[Data items]
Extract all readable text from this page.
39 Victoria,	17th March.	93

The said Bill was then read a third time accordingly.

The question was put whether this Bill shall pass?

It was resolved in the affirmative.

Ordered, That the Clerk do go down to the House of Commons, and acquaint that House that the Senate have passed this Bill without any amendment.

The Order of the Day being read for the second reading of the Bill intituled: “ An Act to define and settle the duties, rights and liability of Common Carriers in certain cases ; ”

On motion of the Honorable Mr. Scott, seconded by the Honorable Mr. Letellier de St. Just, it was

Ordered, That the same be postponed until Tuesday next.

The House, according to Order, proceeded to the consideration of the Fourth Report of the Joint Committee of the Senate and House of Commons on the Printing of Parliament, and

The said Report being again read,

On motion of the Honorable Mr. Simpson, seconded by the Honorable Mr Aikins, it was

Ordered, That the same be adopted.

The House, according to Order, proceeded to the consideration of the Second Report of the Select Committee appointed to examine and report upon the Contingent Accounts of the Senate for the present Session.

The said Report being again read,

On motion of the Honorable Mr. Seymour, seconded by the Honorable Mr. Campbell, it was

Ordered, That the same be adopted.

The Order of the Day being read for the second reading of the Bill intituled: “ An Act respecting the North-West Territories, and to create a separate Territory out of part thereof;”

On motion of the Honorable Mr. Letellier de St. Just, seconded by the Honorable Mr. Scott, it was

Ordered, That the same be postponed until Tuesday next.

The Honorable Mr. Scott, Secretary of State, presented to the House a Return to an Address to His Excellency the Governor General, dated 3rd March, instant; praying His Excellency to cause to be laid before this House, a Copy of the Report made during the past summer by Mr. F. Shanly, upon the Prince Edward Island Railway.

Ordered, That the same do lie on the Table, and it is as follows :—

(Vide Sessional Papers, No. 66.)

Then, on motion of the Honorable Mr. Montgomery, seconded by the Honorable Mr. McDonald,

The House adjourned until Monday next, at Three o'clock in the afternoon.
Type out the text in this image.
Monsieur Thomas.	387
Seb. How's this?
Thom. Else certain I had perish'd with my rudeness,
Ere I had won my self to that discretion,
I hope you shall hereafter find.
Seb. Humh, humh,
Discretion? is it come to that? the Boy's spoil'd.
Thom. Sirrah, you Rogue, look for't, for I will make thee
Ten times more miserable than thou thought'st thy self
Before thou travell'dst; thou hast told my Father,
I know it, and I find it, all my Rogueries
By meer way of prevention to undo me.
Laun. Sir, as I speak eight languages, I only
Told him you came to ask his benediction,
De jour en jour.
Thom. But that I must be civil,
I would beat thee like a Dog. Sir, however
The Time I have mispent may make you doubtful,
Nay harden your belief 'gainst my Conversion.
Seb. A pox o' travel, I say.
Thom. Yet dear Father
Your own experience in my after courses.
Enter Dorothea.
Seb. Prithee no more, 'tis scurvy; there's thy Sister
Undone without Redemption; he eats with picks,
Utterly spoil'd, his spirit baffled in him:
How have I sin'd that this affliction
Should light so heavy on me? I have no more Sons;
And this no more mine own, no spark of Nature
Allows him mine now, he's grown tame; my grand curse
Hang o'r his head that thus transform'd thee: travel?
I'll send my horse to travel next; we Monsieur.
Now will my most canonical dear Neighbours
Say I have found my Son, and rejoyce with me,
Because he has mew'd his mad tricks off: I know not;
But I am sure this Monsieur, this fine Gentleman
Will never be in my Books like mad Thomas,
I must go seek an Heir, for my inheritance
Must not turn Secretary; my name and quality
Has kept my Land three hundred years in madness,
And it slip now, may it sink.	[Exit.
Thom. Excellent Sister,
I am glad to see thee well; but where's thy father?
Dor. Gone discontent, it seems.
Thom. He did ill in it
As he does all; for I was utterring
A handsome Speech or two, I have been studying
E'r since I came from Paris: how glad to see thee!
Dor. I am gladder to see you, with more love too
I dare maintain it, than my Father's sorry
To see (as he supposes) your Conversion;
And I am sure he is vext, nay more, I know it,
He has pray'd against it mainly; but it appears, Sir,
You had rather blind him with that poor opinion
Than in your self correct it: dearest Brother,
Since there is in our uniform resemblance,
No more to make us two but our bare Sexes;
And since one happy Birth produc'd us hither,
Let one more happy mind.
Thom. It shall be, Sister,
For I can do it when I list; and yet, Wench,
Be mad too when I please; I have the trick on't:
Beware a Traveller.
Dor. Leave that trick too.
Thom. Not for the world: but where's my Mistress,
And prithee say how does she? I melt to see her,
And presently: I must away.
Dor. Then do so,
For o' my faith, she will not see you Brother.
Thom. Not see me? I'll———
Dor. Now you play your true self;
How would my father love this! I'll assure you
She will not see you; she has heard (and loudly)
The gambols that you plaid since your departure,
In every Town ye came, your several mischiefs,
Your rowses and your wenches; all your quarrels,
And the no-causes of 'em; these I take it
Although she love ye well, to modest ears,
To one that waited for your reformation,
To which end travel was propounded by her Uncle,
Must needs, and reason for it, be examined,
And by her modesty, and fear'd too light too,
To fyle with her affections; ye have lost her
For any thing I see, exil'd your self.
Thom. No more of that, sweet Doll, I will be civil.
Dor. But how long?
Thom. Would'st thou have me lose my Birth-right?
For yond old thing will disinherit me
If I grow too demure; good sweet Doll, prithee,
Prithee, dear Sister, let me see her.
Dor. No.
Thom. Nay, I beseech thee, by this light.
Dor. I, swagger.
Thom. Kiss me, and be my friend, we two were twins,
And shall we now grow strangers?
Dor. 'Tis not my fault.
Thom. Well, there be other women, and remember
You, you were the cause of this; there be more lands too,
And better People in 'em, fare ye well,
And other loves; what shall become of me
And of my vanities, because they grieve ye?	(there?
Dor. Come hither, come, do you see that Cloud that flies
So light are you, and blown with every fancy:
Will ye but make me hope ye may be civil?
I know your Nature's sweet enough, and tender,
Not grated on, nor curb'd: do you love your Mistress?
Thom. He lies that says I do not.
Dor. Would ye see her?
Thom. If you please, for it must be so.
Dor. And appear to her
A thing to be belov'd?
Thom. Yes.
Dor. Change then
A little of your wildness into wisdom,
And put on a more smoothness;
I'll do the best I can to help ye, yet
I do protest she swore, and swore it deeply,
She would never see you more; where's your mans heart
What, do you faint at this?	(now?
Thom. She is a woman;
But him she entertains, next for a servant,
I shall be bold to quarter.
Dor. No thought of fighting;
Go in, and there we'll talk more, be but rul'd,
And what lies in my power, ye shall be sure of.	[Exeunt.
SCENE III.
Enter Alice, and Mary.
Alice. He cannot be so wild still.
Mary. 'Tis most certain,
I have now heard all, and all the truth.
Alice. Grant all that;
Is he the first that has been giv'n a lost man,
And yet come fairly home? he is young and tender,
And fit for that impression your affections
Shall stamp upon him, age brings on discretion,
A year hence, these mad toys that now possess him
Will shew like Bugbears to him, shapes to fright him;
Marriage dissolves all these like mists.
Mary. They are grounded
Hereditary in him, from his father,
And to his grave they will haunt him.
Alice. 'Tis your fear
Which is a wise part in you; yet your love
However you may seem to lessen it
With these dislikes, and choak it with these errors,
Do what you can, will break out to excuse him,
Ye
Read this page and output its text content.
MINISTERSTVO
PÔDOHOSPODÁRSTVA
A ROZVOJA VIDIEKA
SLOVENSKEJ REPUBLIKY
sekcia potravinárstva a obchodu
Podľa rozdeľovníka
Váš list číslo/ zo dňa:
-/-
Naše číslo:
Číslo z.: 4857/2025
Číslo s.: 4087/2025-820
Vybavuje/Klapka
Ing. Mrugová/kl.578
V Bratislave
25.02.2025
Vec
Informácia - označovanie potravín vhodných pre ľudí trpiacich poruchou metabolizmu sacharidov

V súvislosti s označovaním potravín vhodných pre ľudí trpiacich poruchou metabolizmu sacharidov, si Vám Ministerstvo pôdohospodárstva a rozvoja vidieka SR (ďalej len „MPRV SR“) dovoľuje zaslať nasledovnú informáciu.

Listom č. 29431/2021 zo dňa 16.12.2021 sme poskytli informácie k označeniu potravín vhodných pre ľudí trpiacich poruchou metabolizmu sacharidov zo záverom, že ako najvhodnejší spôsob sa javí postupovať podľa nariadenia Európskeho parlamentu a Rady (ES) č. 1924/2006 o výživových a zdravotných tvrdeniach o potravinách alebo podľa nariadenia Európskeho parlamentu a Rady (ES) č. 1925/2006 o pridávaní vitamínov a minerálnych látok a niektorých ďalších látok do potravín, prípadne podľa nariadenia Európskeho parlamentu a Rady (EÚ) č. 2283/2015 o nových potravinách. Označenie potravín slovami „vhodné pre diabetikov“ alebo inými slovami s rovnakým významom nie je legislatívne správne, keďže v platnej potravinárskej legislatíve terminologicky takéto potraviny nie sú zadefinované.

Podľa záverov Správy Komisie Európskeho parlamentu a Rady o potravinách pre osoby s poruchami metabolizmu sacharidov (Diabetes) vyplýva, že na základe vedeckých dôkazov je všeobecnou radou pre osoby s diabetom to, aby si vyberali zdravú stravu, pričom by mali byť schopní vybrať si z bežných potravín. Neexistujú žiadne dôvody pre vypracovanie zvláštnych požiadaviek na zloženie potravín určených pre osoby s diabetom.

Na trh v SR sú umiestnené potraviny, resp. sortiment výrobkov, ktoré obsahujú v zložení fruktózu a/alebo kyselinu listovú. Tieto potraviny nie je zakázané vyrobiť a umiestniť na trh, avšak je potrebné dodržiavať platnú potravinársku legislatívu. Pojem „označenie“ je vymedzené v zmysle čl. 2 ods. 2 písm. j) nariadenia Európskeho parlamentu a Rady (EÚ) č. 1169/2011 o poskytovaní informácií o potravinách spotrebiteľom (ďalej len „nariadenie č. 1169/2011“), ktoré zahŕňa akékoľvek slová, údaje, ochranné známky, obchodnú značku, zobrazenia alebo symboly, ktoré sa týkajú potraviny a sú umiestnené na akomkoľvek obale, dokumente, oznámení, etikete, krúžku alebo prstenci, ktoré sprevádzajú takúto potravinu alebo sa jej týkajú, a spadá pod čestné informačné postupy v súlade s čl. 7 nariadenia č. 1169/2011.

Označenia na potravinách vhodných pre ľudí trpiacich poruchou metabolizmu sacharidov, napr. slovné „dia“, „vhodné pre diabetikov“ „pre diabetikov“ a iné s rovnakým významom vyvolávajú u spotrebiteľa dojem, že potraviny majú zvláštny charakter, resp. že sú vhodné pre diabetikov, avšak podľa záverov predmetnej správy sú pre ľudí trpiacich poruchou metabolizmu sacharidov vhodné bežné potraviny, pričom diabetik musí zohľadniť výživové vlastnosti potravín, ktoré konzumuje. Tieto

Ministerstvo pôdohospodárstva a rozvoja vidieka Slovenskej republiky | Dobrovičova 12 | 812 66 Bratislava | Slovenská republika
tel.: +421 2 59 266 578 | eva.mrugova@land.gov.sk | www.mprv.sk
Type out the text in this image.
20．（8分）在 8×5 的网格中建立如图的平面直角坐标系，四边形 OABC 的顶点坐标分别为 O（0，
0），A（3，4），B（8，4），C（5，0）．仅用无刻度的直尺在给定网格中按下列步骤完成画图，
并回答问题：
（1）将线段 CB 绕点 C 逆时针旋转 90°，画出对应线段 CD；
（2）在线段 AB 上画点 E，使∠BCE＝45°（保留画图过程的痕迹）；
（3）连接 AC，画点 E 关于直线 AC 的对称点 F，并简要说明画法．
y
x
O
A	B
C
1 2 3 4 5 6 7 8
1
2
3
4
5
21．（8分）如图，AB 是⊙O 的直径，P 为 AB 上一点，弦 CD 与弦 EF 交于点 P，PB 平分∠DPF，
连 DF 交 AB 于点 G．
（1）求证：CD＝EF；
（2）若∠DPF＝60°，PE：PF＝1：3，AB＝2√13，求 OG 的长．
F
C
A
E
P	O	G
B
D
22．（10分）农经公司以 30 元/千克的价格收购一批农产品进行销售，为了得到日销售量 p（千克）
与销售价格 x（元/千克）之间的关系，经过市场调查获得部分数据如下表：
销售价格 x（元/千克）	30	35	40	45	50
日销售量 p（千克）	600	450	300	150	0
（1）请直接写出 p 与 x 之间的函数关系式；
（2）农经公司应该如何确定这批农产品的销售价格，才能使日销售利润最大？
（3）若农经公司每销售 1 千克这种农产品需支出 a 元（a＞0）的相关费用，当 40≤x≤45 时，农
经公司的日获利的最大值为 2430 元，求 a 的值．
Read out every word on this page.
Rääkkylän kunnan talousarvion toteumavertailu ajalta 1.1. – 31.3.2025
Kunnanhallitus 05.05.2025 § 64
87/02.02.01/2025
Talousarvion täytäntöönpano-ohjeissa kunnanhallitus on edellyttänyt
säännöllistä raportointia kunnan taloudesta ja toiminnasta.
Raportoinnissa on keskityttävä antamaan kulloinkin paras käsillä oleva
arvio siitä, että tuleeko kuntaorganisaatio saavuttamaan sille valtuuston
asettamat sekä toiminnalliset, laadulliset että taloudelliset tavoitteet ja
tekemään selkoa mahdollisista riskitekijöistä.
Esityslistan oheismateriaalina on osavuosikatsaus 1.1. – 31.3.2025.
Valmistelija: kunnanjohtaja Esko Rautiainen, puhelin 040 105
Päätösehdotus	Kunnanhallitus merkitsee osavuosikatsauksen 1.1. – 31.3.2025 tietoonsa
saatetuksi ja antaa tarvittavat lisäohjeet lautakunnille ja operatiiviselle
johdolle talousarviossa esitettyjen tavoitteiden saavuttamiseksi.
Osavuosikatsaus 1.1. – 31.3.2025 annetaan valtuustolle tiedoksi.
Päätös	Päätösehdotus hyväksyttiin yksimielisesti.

Exercise aim: Retype exactly the lines from the one containing "Read out every word on this page." through the last line of the records above, including both.

Full answer:
Read out every word on this page.
Rääkkylän kunnan talousarvion toteumavertailu ajalta 1.1. – 31.3.2025
Kunnanhallitus 05.05.2025 § 64
87/02.02.01/2025
Talousarvion täytäntöönpano-ohjeissa kunnanhallitus on edellyttänyt
säännöllistä raportointia kunnan taloudesta ja toiminnasta.
Raportoinnissa on keskityttävä antamaan kulloinkin paras käsillä oleva
arvio siitä, että tuleeko kuntaorganisaatio saavuttamaan sille valtuuston
asettamat sekä toiminnalliset, laadulliset että taloudelliset tavoitteet ja
tekemään selkoa mahdollisista riskitekijöistä.
Esityslistan oheismateriaalina on osavuosikatsaus 1.1. – 31.3.2025.
Valmistelija: kunnanjohtaja Esko Rautiainen, puhelin 040 105
Päätösehdotus	Kunnanhallitus merkitsee osavuosikatsauksen 1.1. – 31.3.2025 tietoonsa
saatetuksi ja antaa tarvittavat lisäohjeet lautakunnille ja operatiiviselle
johdolle talousarviossa esitettyjen tavoitteiden saavuttamiseksi.
Osavuosikatsaus 1.1. – 31.3.2025 annetaan valtuustolle tiedoksi.
Päätös	Päätösehdotus hyväksyttiin yksimielisesti.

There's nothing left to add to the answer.